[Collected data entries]
● ● ●

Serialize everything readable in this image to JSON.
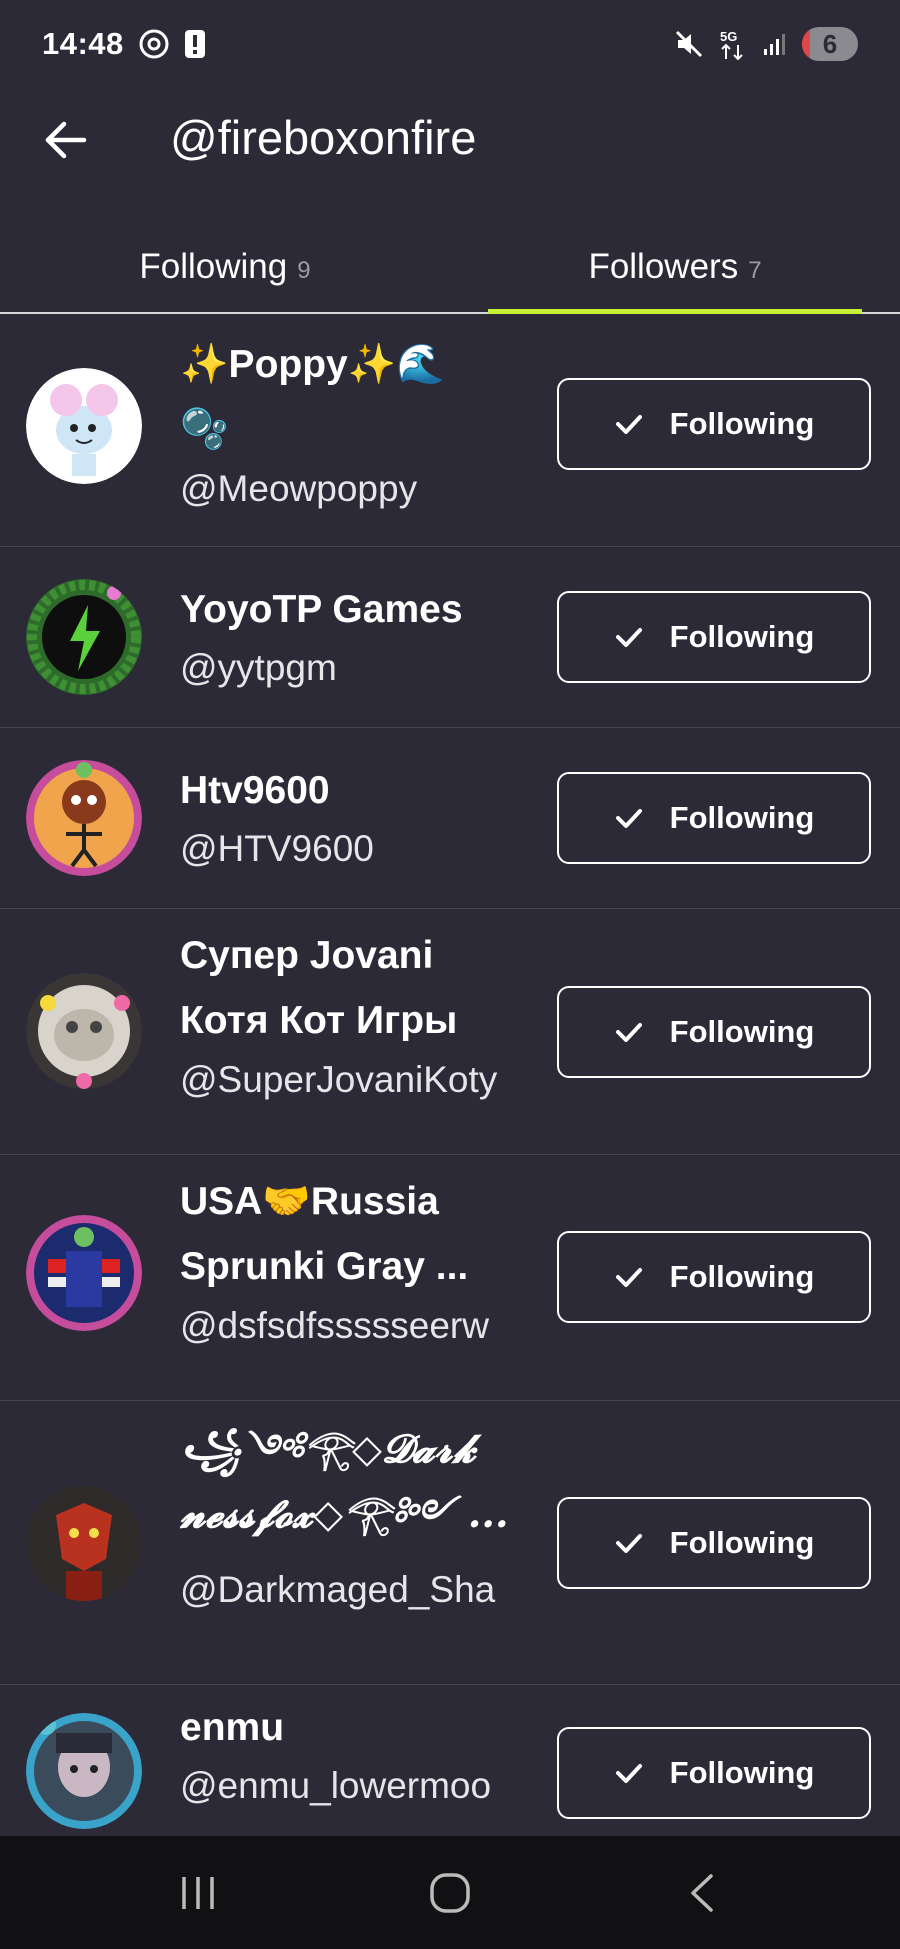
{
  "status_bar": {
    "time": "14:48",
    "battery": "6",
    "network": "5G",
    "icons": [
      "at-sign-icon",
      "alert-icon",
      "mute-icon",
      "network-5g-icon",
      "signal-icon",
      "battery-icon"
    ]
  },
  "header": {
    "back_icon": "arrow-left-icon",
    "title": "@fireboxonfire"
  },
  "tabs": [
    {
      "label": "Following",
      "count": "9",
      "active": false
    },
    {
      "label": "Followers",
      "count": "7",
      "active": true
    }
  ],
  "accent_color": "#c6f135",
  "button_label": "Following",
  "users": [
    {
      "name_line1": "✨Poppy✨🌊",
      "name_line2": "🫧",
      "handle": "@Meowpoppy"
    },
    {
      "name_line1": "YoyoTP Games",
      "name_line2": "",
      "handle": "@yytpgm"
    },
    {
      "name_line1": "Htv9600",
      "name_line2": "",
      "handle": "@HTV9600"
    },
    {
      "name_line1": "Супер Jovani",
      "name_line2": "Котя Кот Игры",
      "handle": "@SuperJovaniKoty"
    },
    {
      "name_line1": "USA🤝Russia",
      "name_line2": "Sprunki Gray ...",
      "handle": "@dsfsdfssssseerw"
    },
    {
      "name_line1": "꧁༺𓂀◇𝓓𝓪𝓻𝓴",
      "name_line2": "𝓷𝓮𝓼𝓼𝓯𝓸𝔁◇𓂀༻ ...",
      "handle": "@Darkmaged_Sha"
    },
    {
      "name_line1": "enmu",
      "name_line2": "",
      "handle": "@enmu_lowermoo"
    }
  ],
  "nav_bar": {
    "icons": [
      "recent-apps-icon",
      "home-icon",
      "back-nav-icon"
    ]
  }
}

● ● ●

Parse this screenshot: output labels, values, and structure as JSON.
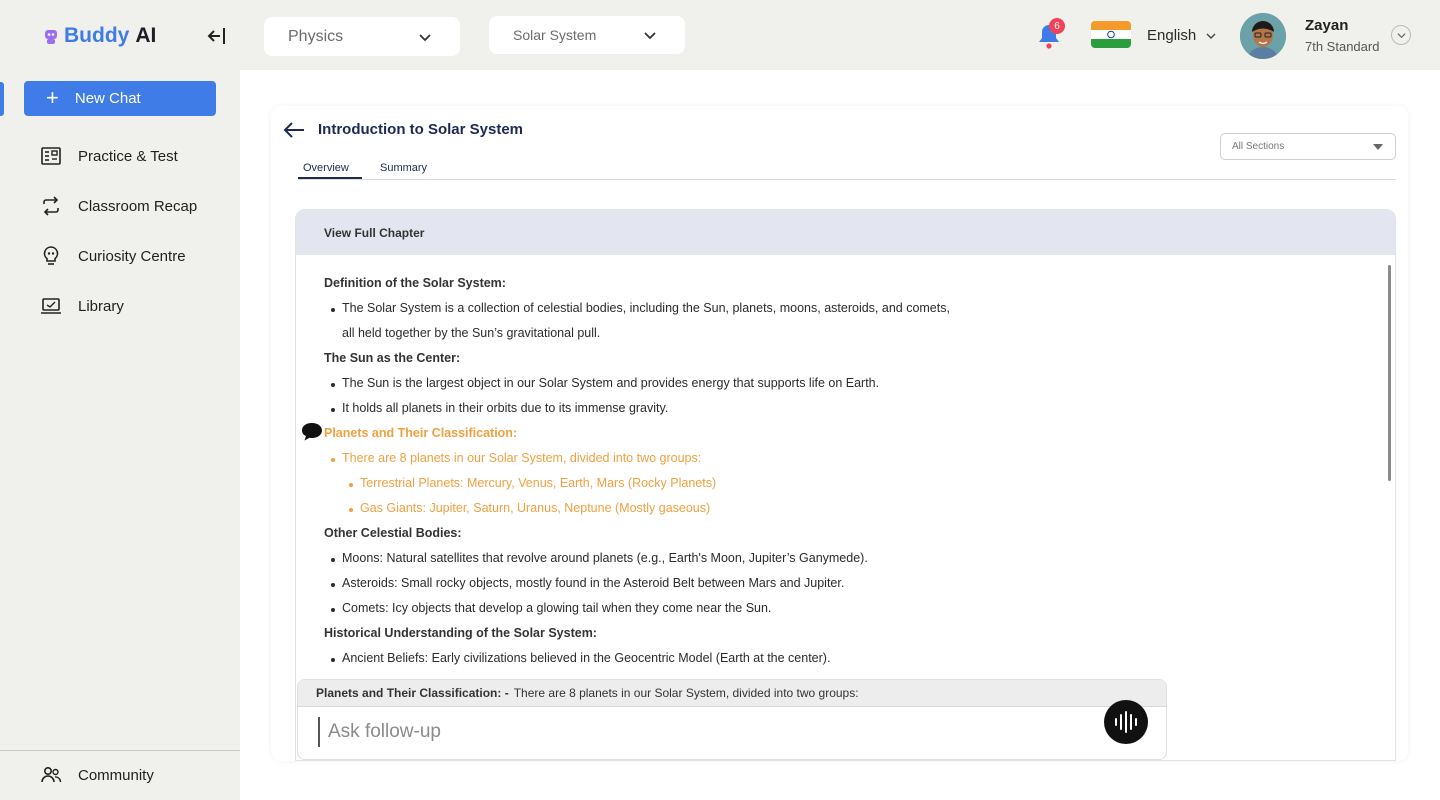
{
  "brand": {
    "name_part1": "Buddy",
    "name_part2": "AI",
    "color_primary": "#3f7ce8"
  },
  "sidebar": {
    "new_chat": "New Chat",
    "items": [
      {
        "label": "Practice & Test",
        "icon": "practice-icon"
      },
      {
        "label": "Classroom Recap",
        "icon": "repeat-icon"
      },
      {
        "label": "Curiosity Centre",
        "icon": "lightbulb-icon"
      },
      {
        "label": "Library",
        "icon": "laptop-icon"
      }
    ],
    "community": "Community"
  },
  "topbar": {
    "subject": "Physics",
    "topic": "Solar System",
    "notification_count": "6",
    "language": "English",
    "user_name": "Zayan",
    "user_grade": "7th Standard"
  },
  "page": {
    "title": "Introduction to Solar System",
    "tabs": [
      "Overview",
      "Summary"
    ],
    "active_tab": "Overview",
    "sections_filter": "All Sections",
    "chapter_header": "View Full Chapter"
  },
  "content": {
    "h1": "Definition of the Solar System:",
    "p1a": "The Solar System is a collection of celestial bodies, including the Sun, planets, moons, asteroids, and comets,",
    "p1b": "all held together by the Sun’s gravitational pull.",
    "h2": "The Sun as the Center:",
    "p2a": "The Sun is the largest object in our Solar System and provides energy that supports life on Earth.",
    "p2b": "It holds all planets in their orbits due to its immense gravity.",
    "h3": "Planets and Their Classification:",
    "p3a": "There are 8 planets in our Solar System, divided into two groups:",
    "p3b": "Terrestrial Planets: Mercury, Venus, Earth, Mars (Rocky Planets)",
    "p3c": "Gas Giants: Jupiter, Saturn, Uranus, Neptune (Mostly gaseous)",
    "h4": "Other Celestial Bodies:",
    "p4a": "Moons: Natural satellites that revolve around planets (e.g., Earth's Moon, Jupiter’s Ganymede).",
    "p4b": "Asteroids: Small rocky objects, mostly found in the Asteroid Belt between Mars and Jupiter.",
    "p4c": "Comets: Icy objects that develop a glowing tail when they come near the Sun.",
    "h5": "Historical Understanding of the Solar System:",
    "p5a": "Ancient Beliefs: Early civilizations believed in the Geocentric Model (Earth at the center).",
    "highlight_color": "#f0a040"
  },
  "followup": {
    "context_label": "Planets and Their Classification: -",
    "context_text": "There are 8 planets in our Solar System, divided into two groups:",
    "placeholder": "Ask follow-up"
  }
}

● ● ●

# [Goal]
Search the records for the string "into" and return every line in which it occurs.

# [Result for this task]
    "p3a": "There are 8 planets in our Solar System, divided into two groups:",
    "context_text": "There are 8 planets in our Solar System, divided into two groups:",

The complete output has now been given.